What is required:
Copy out every line of the data exactly.

Recorded data:
──────────────────────────────

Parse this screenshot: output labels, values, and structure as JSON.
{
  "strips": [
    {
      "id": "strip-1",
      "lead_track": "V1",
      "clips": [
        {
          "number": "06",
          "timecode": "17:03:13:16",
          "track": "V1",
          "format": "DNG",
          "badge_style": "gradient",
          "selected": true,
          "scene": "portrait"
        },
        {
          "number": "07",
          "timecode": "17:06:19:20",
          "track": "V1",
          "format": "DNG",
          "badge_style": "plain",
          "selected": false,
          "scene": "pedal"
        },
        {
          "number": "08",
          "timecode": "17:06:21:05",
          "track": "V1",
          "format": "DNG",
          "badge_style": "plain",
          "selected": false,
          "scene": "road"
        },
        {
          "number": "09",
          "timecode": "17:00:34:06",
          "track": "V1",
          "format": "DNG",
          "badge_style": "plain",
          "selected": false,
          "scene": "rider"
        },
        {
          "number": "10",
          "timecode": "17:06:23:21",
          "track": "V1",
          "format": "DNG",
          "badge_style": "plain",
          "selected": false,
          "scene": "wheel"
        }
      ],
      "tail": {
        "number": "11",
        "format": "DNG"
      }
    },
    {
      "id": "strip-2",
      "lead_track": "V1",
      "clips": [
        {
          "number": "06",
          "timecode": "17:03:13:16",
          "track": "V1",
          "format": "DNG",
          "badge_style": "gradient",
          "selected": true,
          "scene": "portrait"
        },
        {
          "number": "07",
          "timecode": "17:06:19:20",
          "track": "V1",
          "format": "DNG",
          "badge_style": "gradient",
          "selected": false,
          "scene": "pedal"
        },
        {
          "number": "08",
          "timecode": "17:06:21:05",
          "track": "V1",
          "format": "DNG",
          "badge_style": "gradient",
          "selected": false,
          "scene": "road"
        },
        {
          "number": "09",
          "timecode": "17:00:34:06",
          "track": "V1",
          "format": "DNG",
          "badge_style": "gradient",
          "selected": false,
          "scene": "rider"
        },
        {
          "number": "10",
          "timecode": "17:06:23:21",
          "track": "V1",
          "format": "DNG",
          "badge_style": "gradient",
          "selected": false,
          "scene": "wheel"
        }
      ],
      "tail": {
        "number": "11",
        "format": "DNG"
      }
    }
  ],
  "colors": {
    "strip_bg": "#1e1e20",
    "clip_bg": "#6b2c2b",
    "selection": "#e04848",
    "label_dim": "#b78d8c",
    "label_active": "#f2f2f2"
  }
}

──────────────────────────────

Response:
Parse this screenshot: output labels, values, and structure as JSON.
{
  "strips": [
    {
      "id": "strip-1",
      "lead_track": "V1",
      "clips": [
        {
          "number": "06",
          "timecode": "17:03:13:16",
          "track": "V1",
          "format": "DNG",
          "badge_style": "gradient",
          "selected": true,
          "scene": "portrait"
        },
        {
          "number": "07",
          "timecode": "17:06:19:20",
          "track": "V1",
          "format": "DNG",
          "badge_style": "plain",
          "selected": false,
          "scene": "pedal"
        },
        {
          "number": "08",
          "timecode": "17:06:21:05",
          "track": "V1",
          "format": "DNG",
          "badge_style": "plain",
          "selected": false,
          "scene": "road"
        },
        {
          "number": "09",
          "timecode": "17:00:34:06",
          "track": "V1",
          "format": "DNG",
          "badge_style": "plain",
          "selected": false,
          "scene": "rider"
        },
        {
          "number": "10",
          "timecode": "17:06:23:21",
          "track": "V1",
          "format": "DNG",
          "badge_style": "plain",
          "selected": false,
          "scene": "wheel"
        }
      ],
      "tail": {
        "number": "11",
        "format": "DNG"
      }
    },
    {
      "id": "strip-2",
      "lead_track": "V1",
      "clips": [
        {
          "number": "06",
          "timecode": "17:03:13:16",
          "track": "V1",
          "format": "DNG",
          "badge_style": "gradient",
          "selected": true,
          "scene": "portrait"
        },
        {
          "number": "07",
          "timecode": "17:06:19:20",
          "track": "V1",
          "format": "DNG",
          "badge_style": "gradient",
          "selected": false,
          "scene": "pedal"
        },
        {
          "number": "08",
          "timecode": "17:06:21:05",
          "track": "V1",
          "format": "DNG",
          "badge_style": "gradient",
          "selected": false,
          "scene": "road"
        },
        {
          "number": "09",
          "timecode": "17:00:34:06",
          "track": "V1",
          "format": "DNG",
          "badge_style": "gradient",
          "selected": false,
          "scene": "rider"
        },
        {
          "number": "10",
          "timecode": "17:06:23:21",
          "track": "V1",
          "format": "DNG",
          "badge_style": "gradient",
          "selected": false,
          "scene": "wheel"
        }
      ],
      "tail": {
        "number": "11",
        "format": "DNG"
      }
    }
  ],
  "colors": {
    "strip_bg": "#1e1e20",
    "clip_bg": "#6b2c2b",
    "selection": "#e04848",
    "label_dim": "#b78d8c",
    "label_active": "#f2f2f2"
  }
}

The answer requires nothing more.